REQUEST
Produce an exact transcription of the listing below, omitting the pictures.

┌──

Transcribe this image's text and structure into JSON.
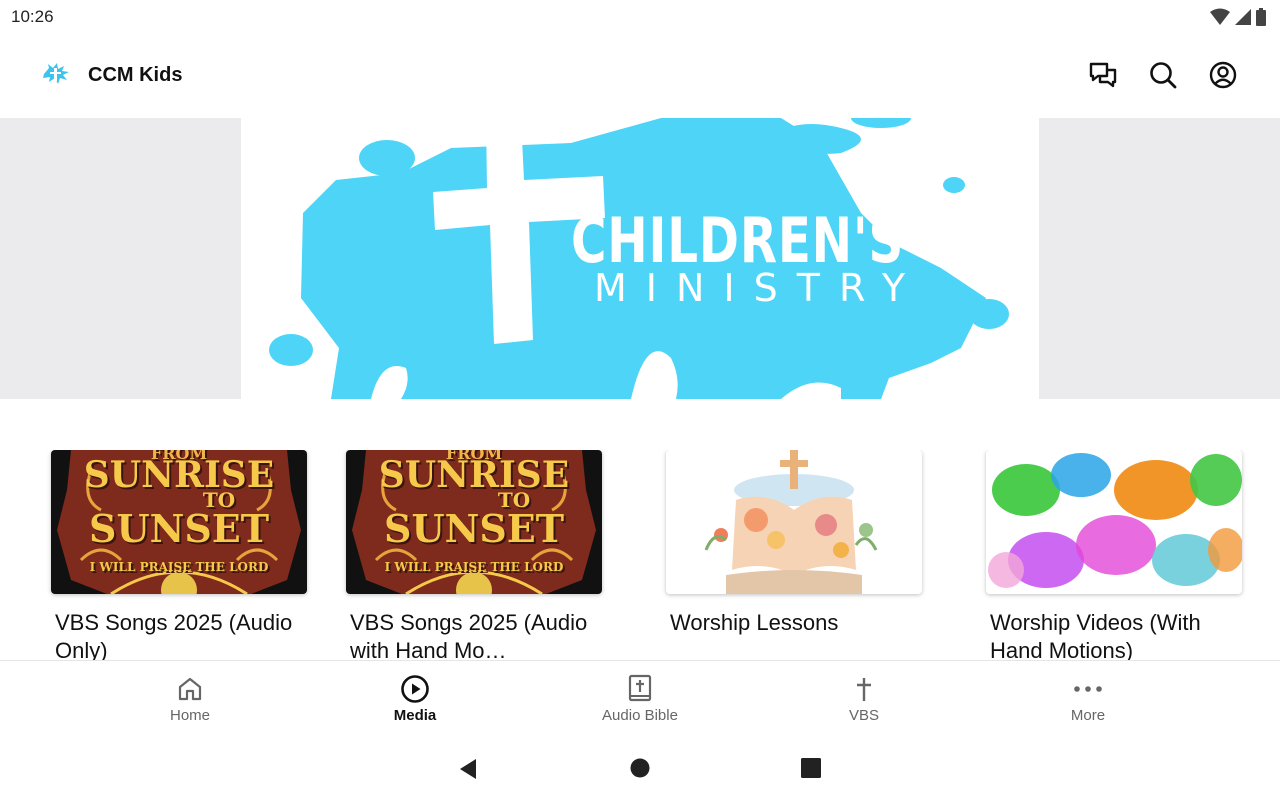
{
  "status_bar": {
    "time": "10:26",
    "icons": [
      "wifi-icon",
      "signal-icon",
      "battery-icon"
    ]
  },
  "app_bar": {
    "title": "CCM Kids",
    "actions": [
      "chat-icon",
      "search-icon",
      "account-icon"
    ]
  },
  "hero": {
    "heading": "CHILDREN'S",
    "subheading": "MINISTRY",
    "colors": {
      "splash": "#4dd4f7",
      "side_fill": "#ebebed"
    }
  },
  "cards": [
    {
      "title": "VBS Songs 2025 (Audio Only)",
      "thumb": {
        "top": "SUNRISE",
        "mid": "TO",
        "bottom": "SUNSET",
        "arc": "I WILL PRAISE THE LORD",
        "banner": "FROM"
      }
    },
    {
      "title": "VBS Songs 2025 (Audio with Hand Mo…",
      "thumb": {
        "top": "SUNRISE",
        "mid": "TO",
        "bottom": "SUNSET",
        "arc": "I WILL PRAISE THE LORD",
        "banner": "FROM"
      }
    },
    {
      "title": "Worship Lessons"
    },
    {
      "title": "Worship Videos (With Hand Motions)"
    }
  ],
  "bottom_nav": {
    "items": [
      {
        "label": "Home",
        "icon": "home-icon",
        "active": false
      },
      {
        "label": "Media",
        "icon": "play-circle-icon",
        "active": true
      },
      {
        "label": "Audio Bible",
        "icon": "bible-icon",
        "active": false
      },
      {
        "label": "VBS",
        "icon": "cross-icon",
        "active": false
      },
      {
        "label": "More",
        "icon": "more-dots-icon",
        "active": false
      }
    ]
  },
  "system_nav": [
    "back-icon",
    "home-circle-icon",
    "recents-icon"
  ]
}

└──

EXERCISE SOLUTION
Transcribe this image's text and structure into JSON.
{
  "status_bar": {
    "time": "10:26",
    "icons": [
      "wifi-icon",
      "signal-icon",
      "battery-icon"
    ]
  },
  "app_bar": {
    "title": "CCM Kids",
    "actions": [
      "chat-icon",
      "search-icon",
      "account-icon"
    ]
  },
  "hero": {
    "heading": "CHILDREN'S",
    "subheading": "MINISTRY",
    "colors": {
      "splash": "#4dd4f7",
      "side_fill": "#ebebed"
    }
  },
  "cards": [
    {
      "title": "VBS Songs 2025 (Audio Only)",
      "thumb": {
        "top": "SUNRISE",
        "mid": "TO",
        "bottom": "SUNSET",
        "arc": "I WILL PRAISE THE LORD",
        "banner": "FROM"
      }
    },
    {
      "title": "VBS Songs 2025 (Audio with Hand Mo…",
      "thumb": {
        "top": "SUNRISE",
        "mid": "TO",
        "bottom": "SUNSET",
        "arc": "I WILL PRAISE THE LORD",
        "banner": "FROM"
      }
    },
    {
      "title": "Worship Lessons"
    },
    {
      "title": "Worship Videos (With Hand Motions)"
    }
  ],
  "bottom_nav": {
    "items": [
      {
        "label": "Home",
        "icon": "home-icon",
        "active": false
      },
      {
        "label": "Media",
        "icon": "play-circle-icon",
        "active": true
      },
      {
        "label": "Audio Bible",
        "icon": "bible-icon",
        "active": false
      },
      {
        "label": "VBS",
        "icon": "cross-icon",
        "active": false
      },
      {
        "label": "More",
        "icon": "more-dots-icon",
        "active": false
      }
    ]
  },
  "system_nav": [
    "back-icon",
    "home-circle-icon",
    "recents-icon"
  ]
}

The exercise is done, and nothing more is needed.